From the listing below, extract every line containing "WITH".

Dataset items:
--- begin ---

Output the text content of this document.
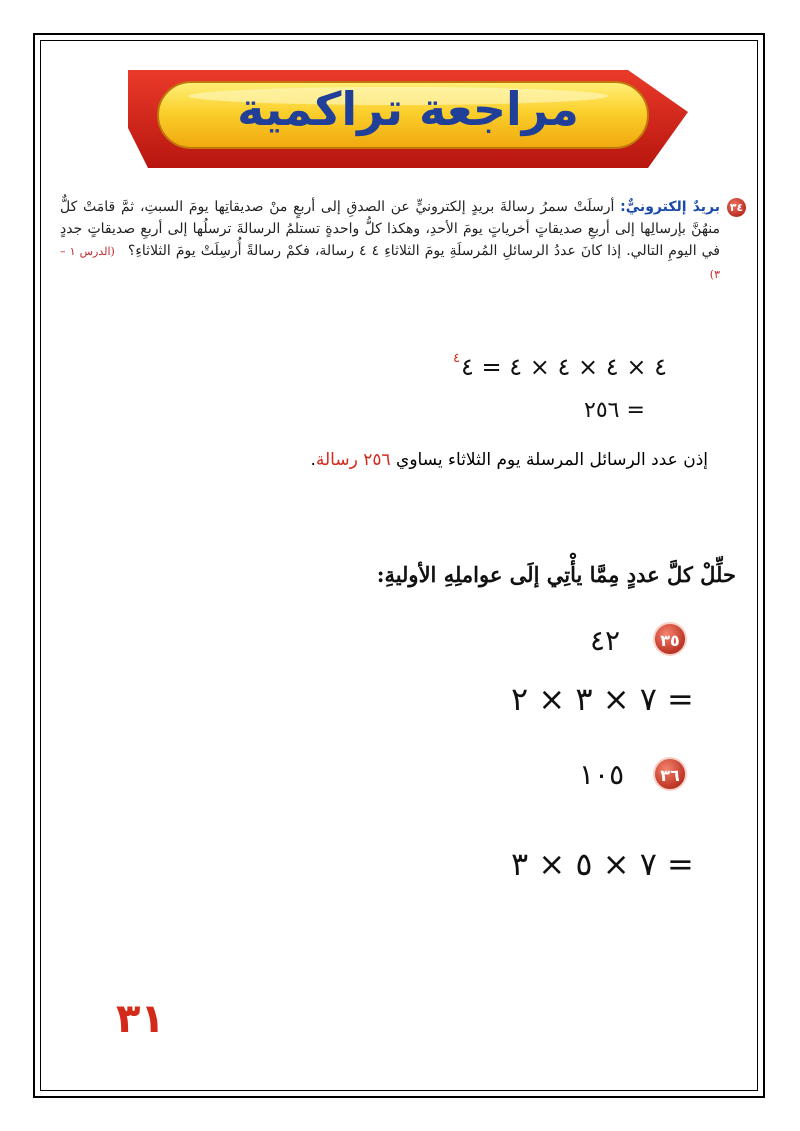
مراجعة تراكمية
٣٤
بريدٌ إلكترونيٌّ: أرسلَتْ سمرُ رسالةَ بريدٍ إلكترونيٍّ عن الصدقِ إلى أربعٍ منْ صديقاتِها يومَ السبتِ، ثمَّ قامَتْ كلٌّ منهُنَّ بإرسالِها إلى أربعِ صديقاتٍ أخرياتٍ يومَ الأحدِ، وهكذا كلُّ واحدةٍ تستلمُ الرسالةَ ترسلُها إلى أربعِ صديقاتٍ جددٍ في اليومِ التالي. إذا كانَ عددُ الرسائلِ المُرسلَةِ يومَ الثلاثاءِ ٤ ٤ رسالة، فكمْ رسالةً أُرسِلَتْ يومَ الثلاثاءِ؟ (الدرس ١ – ٣)
٤ × ٤ × ٤ × ٤ = $^٤$٤
٢٥٦ =
إذن عدد الرسائل المرسلة يوم الثلاثاء يساوي ٢٥٦ رسالة.
حلِّلْ كلَّ عددٍ مِمَّا يأْتِي إلَى عواملِهِ الأوليةِ:
٣٥
٤٢
٧ × ٣ × ٢ =
٣٦
١٠٥
٧ × ٥ × ٣ =
٣١
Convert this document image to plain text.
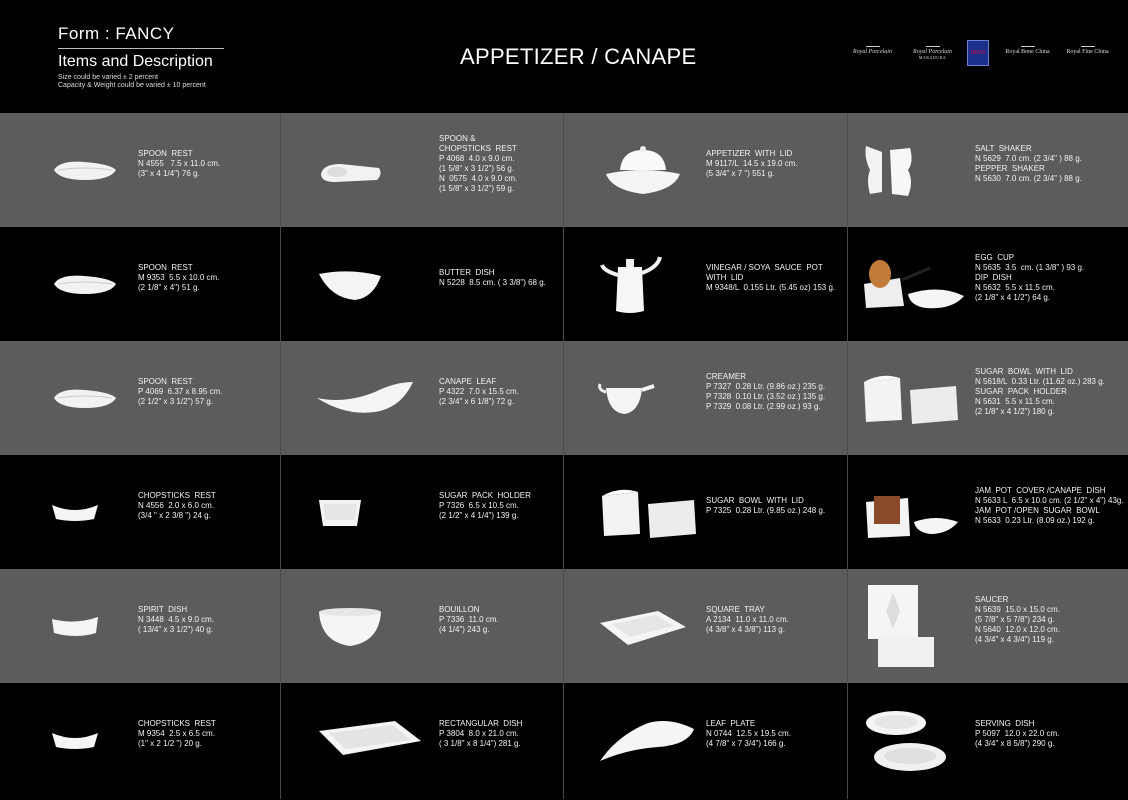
Form : FANCY
Items and Description
Size could be varied ± 2 percent
Capacity & Weight could be varied ± 10 percent
APPETIZER / CANAPE	Royal Porcelain	Royal Porcelain
MARADURA
DEVO	Royal Bone China	Royal Fine China
SPOON  REST
N 4555   7.5 x 11.0 cm.
(3" x 4 1/4") 76 g.
SPOON &
CHOPSTICKS  REST
P 4068  4.0 x 9.0 cm.
(1 5/8" x 3 1/2") 56 g.
N  0575  4.0 x 9.0 cm.
(1 5/8" x 3 1/2") 59 g.
APPETIZER  WITH  LID
M 9117/L  14.5 x 19.0 cm.
(5 3/4" x 7 ") 551 g.
SALT  SHAKER
N 5629  7.0 cm. (2 3/4" ) 88 g.
PEPPER  SHAKER
N 5630  7.0 cm. (2 3/4" ) 88 g.
SPOON  REST
M 9353  5.5 x 10.0 cm.
(2 1/8" x 4") 51 g.
BUTTER  DISH
N 5228  8.5 cm. ( 3 3/8") 68 g.
VINEGAR / SOYA  SAUCE  POT
WITH  LID
M 9348/L  0.155 Ltr. (5.45 oz) 153 g.
EGG  CUP
N 5635  3.5  cm. (1 3/8" ) 93 g.
DIP  DISH
N 5632  5.5 x 11.5 cm.
(2 1/8" x 4 1/2") 64 g.
SPOON  REST
P 4069  6.37 x 8.95 cm.
(2 1/2" x 3 1/2") 57 g.
CANAPE  LEAF
P 4322  7.0 x 15.5 cm.
(2 3/4" x 6 1/8") 72 g.
CREAMER
P 7327  0.28 Ltr. (9.86 oz.) 235 g.
P 7328  0.10 Ltr. (3.52 oz.) 135 g.
P 7329  0.08 Ltr. (2.99 oz.) 93 g.
SUGAR  BOWL  WITH  LID
N 5618/L  0.33 Ltr. (11.62 oz.) 283 g.
SUGAR  PACK  HOLDER
N 5631  5.5 x 11.5 cm.
(2 1/8" x 4 1/2") 180 g.
CHOPSTICKS  REST
N 4556  2.0 x 6.0 cm.
(3/4 " x 2 3/8 ") 24 g.
SUGAR  PACK  HOLDER
P 7326  6.5 x 10.5 cm.
(2 1/2" x 4 1/4") 139 g.
SUGAR  BOWL  WITH  LID
P 7325  0.28 Ltr. (9.85 oz.) 248 g.
JAM  POT  COVER /CANAPE  DISH
N 5633 L  6.5 x 10.0 cm. (2 1/2" x 4") 43g.
JAM  POT /OPEN  SUGAR  BOWL
N 5633  0.23 Ltr. (8.09 oz.) 192 g.
SPIRIT  DISH
N 3448  4.5 x 9.0 cm.
( 13/4" x 3 1/2") 40 g.
BOUILLON
P 7336  11.0 cm.
(4 1/4") 243 g.
SQUARE  TRAY
A 2134  11.0 x 11.0 cm.
(4 3/8" x 4 3/8") 113 g.
SAUCER
N 5639  15.0 x 15.0 cm.
(5 7/8" x 5 7/8") 234 g.
N 5640  12.0 x 12.0 cm.
(4 3/4" x 4 3/4") 119 g.
CHOPSTICKS  REST
M 9354  2.5 x 6.5 cm.
(1" x 2 1/2 ") 20 g.
RECTANGULAR  DISH
P 3804  8.0 x 21.0 cm.
( 3 1/8" x 8 1/4") 281 g.
LEAF  PLATE
N 0744  12.5 x 19.5 cm.
(4 7/8" x 7 3/4") 166 g.
SERVING  DISH
P 5097  12.0 x 22.0 cm.
(4 3/4" x 8 5/8") 290 g.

--- end ---

* Full solution
APPETIZER  WITH  LID
WITH  LID
SUGAR  BOWL  WITH  LID
SUGAR  BOWL  WITH  LID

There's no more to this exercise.